>>>>

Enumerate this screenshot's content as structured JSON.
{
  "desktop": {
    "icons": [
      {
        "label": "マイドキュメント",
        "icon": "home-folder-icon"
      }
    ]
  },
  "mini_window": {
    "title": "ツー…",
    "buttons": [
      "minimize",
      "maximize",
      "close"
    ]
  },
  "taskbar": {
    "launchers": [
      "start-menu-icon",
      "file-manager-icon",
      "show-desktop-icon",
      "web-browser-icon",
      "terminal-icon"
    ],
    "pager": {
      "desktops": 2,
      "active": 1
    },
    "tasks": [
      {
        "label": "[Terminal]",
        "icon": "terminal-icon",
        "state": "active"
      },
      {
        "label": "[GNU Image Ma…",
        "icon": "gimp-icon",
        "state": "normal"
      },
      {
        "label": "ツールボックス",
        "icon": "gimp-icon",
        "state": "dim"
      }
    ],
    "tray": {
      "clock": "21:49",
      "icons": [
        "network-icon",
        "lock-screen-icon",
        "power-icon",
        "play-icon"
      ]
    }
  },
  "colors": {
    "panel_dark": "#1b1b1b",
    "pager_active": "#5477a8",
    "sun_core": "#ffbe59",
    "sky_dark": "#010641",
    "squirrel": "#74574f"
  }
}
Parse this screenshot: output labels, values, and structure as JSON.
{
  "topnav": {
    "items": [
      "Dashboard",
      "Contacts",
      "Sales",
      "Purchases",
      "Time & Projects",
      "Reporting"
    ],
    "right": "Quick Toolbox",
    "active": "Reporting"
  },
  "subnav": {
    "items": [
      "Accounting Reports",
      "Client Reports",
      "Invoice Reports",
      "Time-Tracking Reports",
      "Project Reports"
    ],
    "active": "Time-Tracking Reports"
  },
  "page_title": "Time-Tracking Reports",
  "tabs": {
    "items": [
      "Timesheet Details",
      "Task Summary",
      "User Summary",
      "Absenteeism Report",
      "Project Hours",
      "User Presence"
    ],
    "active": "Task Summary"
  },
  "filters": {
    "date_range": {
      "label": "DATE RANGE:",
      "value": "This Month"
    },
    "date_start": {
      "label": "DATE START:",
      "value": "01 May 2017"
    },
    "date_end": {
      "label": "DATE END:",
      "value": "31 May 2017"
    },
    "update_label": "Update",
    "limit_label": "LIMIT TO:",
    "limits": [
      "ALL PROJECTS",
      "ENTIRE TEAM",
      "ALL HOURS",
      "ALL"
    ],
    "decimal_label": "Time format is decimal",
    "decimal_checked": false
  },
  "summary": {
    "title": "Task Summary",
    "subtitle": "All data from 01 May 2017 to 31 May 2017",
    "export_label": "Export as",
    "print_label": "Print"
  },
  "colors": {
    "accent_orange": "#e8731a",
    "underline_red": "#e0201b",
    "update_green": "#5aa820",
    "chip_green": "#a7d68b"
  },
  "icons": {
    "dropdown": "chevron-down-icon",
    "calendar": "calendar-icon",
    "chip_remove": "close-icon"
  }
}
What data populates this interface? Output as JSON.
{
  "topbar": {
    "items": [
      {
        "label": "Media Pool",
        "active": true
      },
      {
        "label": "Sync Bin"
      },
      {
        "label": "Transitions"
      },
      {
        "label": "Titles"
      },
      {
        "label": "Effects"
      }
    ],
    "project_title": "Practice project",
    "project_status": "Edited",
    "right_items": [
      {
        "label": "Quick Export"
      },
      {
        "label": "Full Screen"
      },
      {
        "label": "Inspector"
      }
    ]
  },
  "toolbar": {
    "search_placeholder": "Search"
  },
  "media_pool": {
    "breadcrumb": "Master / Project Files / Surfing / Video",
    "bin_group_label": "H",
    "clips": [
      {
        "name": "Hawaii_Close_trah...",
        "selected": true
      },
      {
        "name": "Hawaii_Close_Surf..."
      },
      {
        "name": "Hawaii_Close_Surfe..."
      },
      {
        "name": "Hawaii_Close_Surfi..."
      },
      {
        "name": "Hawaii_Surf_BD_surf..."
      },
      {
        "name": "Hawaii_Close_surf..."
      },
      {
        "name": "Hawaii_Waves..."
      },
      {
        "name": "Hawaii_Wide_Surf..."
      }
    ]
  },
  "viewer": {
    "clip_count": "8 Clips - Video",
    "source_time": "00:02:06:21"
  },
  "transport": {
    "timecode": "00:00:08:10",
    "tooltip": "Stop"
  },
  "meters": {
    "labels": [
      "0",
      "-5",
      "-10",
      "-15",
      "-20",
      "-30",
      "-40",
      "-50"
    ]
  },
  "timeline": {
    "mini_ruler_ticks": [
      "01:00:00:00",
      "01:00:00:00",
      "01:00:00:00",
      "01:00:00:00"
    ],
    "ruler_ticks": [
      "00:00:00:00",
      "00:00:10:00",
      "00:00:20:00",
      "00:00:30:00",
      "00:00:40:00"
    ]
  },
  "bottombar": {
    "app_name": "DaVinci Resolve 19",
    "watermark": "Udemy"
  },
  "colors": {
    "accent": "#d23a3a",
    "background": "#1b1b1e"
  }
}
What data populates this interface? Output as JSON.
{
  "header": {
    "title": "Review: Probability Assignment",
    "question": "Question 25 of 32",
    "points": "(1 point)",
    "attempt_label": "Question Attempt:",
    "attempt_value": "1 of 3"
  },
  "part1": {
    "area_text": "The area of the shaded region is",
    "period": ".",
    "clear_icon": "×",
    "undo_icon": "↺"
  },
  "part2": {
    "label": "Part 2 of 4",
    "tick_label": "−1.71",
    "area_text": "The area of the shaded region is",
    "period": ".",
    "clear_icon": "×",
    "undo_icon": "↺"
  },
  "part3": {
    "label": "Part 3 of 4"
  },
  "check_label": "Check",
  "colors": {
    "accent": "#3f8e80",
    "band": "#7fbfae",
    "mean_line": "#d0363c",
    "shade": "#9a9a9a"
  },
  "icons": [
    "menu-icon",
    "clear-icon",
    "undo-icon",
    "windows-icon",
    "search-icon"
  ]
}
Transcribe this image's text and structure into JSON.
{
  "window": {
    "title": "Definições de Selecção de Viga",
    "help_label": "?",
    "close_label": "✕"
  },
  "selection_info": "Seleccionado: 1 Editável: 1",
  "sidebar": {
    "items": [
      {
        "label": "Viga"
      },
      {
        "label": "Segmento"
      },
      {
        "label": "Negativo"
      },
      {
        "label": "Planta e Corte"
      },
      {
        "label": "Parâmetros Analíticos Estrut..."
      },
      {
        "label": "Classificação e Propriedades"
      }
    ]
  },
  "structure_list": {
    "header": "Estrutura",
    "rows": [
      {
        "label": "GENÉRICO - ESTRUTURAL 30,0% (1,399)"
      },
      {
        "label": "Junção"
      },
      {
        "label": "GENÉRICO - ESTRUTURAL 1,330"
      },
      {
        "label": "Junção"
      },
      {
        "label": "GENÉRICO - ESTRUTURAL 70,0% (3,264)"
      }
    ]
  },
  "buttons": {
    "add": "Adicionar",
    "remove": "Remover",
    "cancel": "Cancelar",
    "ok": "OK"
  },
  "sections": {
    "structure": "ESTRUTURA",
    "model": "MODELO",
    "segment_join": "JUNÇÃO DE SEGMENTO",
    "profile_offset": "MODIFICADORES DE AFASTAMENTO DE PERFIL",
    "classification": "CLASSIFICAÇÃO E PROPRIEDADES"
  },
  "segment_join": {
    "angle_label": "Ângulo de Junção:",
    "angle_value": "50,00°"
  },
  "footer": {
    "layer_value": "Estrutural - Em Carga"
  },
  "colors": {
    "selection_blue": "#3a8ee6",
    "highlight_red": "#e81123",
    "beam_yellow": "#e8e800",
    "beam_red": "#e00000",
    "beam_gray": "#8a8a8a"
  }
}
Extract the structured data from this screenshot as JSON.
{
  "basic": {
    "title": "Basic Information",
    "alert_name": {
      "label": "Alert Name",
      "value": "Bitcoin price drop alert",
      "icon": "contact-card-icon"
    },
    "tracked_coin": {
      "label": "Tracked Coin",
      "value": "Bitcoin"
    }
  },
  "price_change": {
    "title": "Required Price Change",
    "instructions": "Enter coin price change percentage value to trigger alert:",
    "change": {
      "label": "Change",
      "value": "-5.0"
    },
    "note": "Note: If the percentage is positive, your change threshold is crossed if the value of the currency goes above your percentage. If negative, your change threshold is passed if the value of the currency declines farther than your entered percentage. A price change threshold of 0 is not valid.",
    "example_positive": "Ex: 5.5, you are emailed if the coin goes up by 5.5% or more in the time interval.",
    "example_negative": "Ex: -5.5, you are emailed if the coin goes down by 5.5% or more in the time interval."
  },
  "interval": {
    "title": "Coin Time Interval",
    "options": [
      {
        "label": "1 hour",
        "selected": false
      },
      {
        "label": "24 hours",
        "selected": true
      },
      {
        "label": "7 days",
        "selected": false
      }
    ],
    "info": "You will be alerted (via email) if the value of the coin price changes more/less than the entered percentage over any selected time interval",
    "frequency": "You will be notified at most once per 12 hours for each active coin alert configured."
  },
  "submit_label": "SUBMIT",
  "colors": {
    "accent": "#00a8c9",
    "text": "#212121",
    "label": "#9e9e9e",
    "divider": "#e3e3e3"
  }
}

<<<<

Write down every line of the data above that includes the string "from".

    "subtitle": "All data from 01 May 2017 to 31 May 2017",
Extract the structured data from this screenshot as JSON.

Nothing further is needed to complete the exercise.